Requirement:
How many lines in this material include the string "subtitle"? Answer with the number and nothing further.

Input data:
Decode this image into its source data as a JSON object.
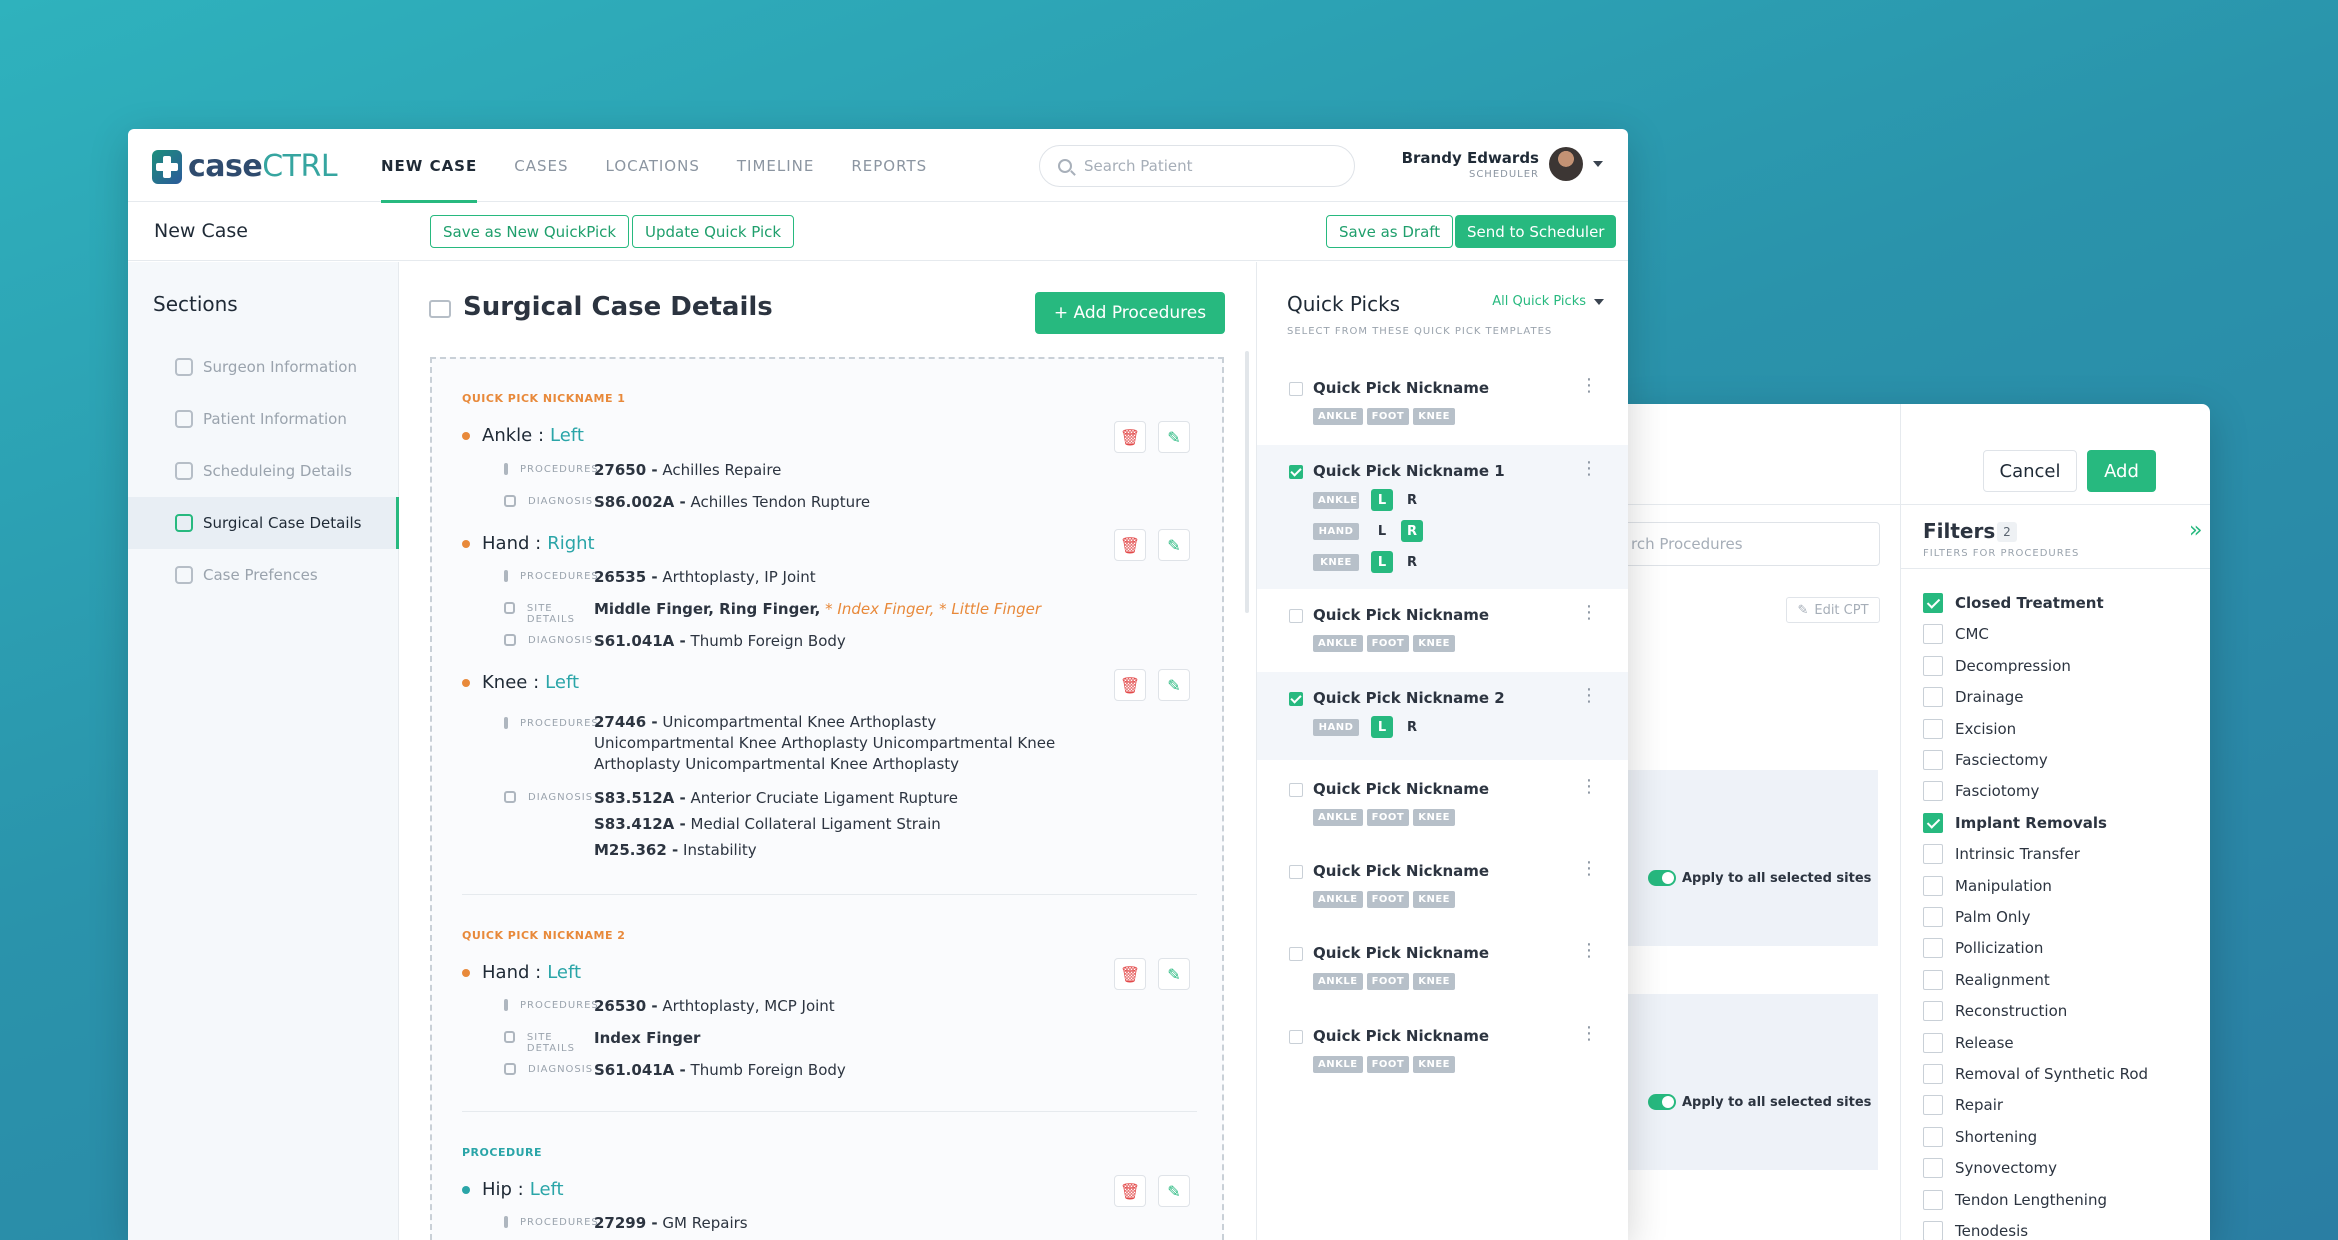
{
  "app": {
    "logo_a": "case",
    "logo_b": "CTRL"
  },
  "nav": [
    {
      "label": "NEW CASE"
    },
    {
      "label": "CASES"
    },
    {
      "label": "LOCATIONS"
    },
    {
      "label": "TIMELINE"
    },
    {
      "label": "REPORTS"
    }
  ],
  "search": {
    "placeholder": "Search Patient"
  },
  "user": {
    "name": "Brandy Edwards",
    "role": "SCHEDULER"
  },
  "subheader": {
    "title": "New Case",
    "save_quickpick": "Save as New QuickPick",
    "update_quickpick": "Update Quick Pick",
    "save_draft": "Save as Draft",
    "send": "Send to Scheduler"
  },
  "sections": {
    "title": "Sections",
    "items": [
      {
        "label": "Surgeon Information"
      },
      {
        "label": "Patient Information"
      },
      {
        "label": "Scheduleing Details"
      },
      {
        "label": "Surgical Case Details"
      },
      {
        "label": "Case Prefences"
      }
    ]
  },
  "main": {
    "title": "Surgical Case Details",
    "add_procedures": "+ Add Procedures"
  },
  "labels": {
    "procedures": "PROCEDURES",
    "diagnosis": "DIAGNOSIS",
    "site_details": "SITE DETAILS"
  },
  "groups": [
    {
      "name": "QUICK PICK NICKNAME 1",
      "sites": [
        {
          "part": "Ankle :",
          "side": "Left",
          "proc_code": "27650 -",
          "proc": "Achilles Repaire",
          "diag": [
            {
              "code": "S86.002A -",
              "text": "Achilles Tendon Rupture"
            }
          ]
        },
        {
          "part": "Hand :",
          "side": "Right",
          "proc_code": "26535 -",
          "proc": "Arthtoplasty, IP Joint",
          "site_details": "Middle Finger, Ring Finger,",
          "site_extra": " * Index Finger, * Little Finger",
          "diag": [
            {
              "code": "S61.041A -",
              "text": "Thumb Foreign Body"
            }
          ]
        },
        {
          "part": "Knee :",
          "side": "Left",
          "proc_code": "27446 -",
          "proc": "Unicompartmental Knee Arthoplasty Unicompartmental Knee Arthoplasty Unicompartmental Knee Arthoplasty Unicompartmental Knee Arthoplasty",
          "diag": [
            {
              "code": "S83.512A -",
              "text": "Anterior Cruciate Ligament Rupture"
            },
            {
              "code": "S83.412A -",
              "text": "Medial Collateral Ligament Strain"
            },
            {
              "code": "M25.362 -",
              "text": "Instability"
            }
          ]
        }
      ]
    },
    {
      "name": "QUICK PICK NICKNAME 2",
      "sites": [
        {
          "part": "Hand :",
          "side": "Left",
          "proc_code": "26530 -",
          "proc": "Arthtoplasty, MCP Joint",
          "site_details": "Index Finger",
          "diag": [
            {
              "code": "S61.041A -",
              "text": "Thumb Foreign Body"
            }
          ]
        }
      ]
    },
    {
      "name": "PROCEDURE",
      "sites": [
        {
          "part": "Hip :",
          "side": "Left",
          "proc_code": "27299 -",
          "proc": "GM Repairs"
        }
      ]
    }
  ],
  "quickpicks": {
    "title": "Quick Picks",
    "subtitle": "SELECT FROM THESE QUICK PICK TEMPLATES",
    "filter": "All Quick Picks",
    "cards": [
      {
        "name": "Quick Pick Nickname",
        "checked": false,
        "tags": [
          "ANKLE",
          "FOOT",
          "KNEE"
        ]
      },
      {
        "name": "Quick Pick Nickname 1",
        "checked": true,
        "rows": [
          {
            "tag": "ANKLE",
            "l": "L",
            "r": "R",
            "sel": "L"
          },
          {
            "tag": "HAND",
            "l": "L",
            "r": "R",
            "sel": "R"
          },
          {
            "tag": "KNEE",
            "l": "L",
            "r": "R",
            "sel": "L"
          }
        ]
      },
      {
        "name": "Quick Pick Nickname",
        "checked": false,
        "tags": [
          "ANKLE",
          "FOOT",
          "KNEE"
        ]
      },
      {
        "name": "Quick Pick Nickname 2",
        "checked": true,
        "rows": [
          {
            "tag": "HAND",
            "l": "L",
            "r": "R",
            "sel": "L"
          }
        ]
      },
      {
        "name": "Quick Pick Nickname",
        "checked": false,
        "tags": [
          "ANKLE",
          "FOOT",
          "KNEE"
        ]
      },
      {
        "name": "Quick Pick Nickname",
        "checked": false,
        "tags": [
          "ANKLE",
          "FOOT",
          "KNEE"
        ]
      },
      {
        "name": "Quick Pick Nickname",
        "checked": false,
        "tags": [
          "ANKLE",
          "FOOT",
          "KNEE"
        ]
      },
      {
        "name": "Quick Pick Nickname",
        "checked": false,
        "tags": [
          "ANKLE",
          "FOOT",
          "KNEE"
        ]
      }
    ]
  },
  "dialog": {
    "cancel": "Cancel",
    "add": "Add",
    "search_placeholder": "Search Procedures",
    "search_visible": "rch Procedures",
    "edit_cpt": "Edit CPT",
    "apply_all": "Apply to all selected sites"
  },
  "filters": {
    "title": "Filters",
    "count": "2",
    "subtitle": "FILTERS FOR PROCEDURES",
    "items": [
      {
        "label": "Closed Treatment",
        "checked": true
      },
      {
        "label": "CMC",
        "checked": false
      },
      {
        "label": "Decompression",
        "checked": false
      },
      {
        "label": "Drainage",
        "checked": false
      },
      {
        "label": "Excision",
        "checked": false
      },
      {
        "label": "Fasciectomy",
        "checked": false
      },
      {
        "label": "Fasciotomy",
        "checked": false
      },
      {
        "label": "Implant Removals",
        "checked": true
      },
      {
        "label": "Intrinsic Transfer",
        "checked": false
      },
      {
        "label": "Manipulation",
        "checked": false
      },
      {
        "label": "Palm Only",
        "checked": false
      },
      {
        "label": "Pollicization",
        "checked": false
      },
      {
        "label": "Realignment",
        "checked": false
      },
      {
        "label": "Reconstruction",
        "checked": false
      },
      {
        "label": "Release",
        "checked": false
      },
      {
        "label": "Removal of Synthetic Rod",
        "checked": false
      },
      {
        "label": "Repair",
        "checked": false
      },
      {
        "label": "Shortening",
        "checked": false
      },
      {
        "label": "Synovectomy",
        "checked": false
      },
      {
        "label": "Tendon Lengthening",
        "checked": false
      },
      {
        "label": "Tenodesis",
        "checked": false
      }
    ]
  },
  "colors": {
    "accent": "#27b97f",
    "orange": "#e8893a",
    "teal": "#2aa5a8",
    "bg": "#2a93ab"
  }
}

Result below:
2